**Task details**: Can you copy out every one of the lines below, character for character?
---------- The data
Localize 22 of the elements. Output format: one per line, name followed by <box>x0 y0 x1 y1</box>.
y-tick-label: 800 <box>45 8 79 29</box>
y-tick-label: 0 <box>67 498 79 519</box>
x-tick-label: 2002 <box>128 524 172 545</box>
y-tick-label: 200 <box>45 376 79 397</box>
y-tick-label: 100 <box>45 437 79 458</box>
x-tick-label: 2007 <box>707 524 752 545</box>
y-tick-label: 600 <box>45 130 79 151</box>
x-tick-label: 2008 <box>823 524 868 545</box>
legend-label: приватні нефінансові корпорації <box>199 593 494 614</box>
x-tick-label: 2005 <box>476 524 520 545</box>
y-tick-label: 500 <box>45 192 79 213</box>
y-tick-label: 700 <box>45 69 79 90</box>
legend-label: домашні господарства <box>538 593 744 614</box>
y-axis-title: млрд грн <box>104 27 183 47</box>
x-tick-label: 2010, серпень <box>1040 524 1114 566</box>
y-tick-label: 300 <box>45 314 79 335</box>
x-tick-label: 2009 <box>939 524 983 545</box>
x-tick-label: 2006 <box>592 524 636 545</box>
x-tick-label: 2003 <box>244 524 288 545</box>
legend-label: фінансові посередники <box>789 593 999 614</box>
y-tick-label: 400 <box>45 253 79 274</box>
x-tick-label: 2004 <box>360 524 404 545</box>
--------------------
**Exercise response**:
Localize 22 of the elements. Output format: one per line, name followed by <box>x0 y0 x1 y1</box>.
y-tick-label: 800 <box>45 8 79 29</box>
y-tick-label: 0 <box>67 498 79 519</box>
x-tick-label: 2002 <box>128 524 172 545</box>
y-tick-label: 200 <box>45 376 79 397</box>
y-tick-label: 100 <box>45 437 79 458</box>
x-tick-label: 2007 <box>707 524 752 545</box>
y-tick-label: 600 <box>45 130 79 151</box>
x-tick-label: 2008 <box>823 524 868 545</box>
legend-label: приватні нефінансові корпорації <box>199 593 494 614</box>
x-tick-label: 2005 <box>476 524 520 545</box>
y-tick-label: 500 <box>45 192 79 213</box>
y-tick-label: 700 <box>45 69 79 90</box>
legend-label: домашні господарства <box>538 593 744 614</box>
y-axis-title: млрд грн <box>104 27 183 47</box>
x-tick-label: 2010, серпень <box>1040 524 1114 566</box>
y-tick-label: 300 <box>45 314 79 335</box>
x-tick-label: 2009 <box>939 524 983 545</box>
x-tick-label: 2006 <box>592 524 636 545</box>
x-tick-label: 2003 <box>244 524 288 545</box>
legend-label: фінансові посередники <box>789 593 999 614</box>
y-tick-label: 400 <box>45 253 79 274</box>
x-tick-label: 2004 <box>360 524 404 545</box>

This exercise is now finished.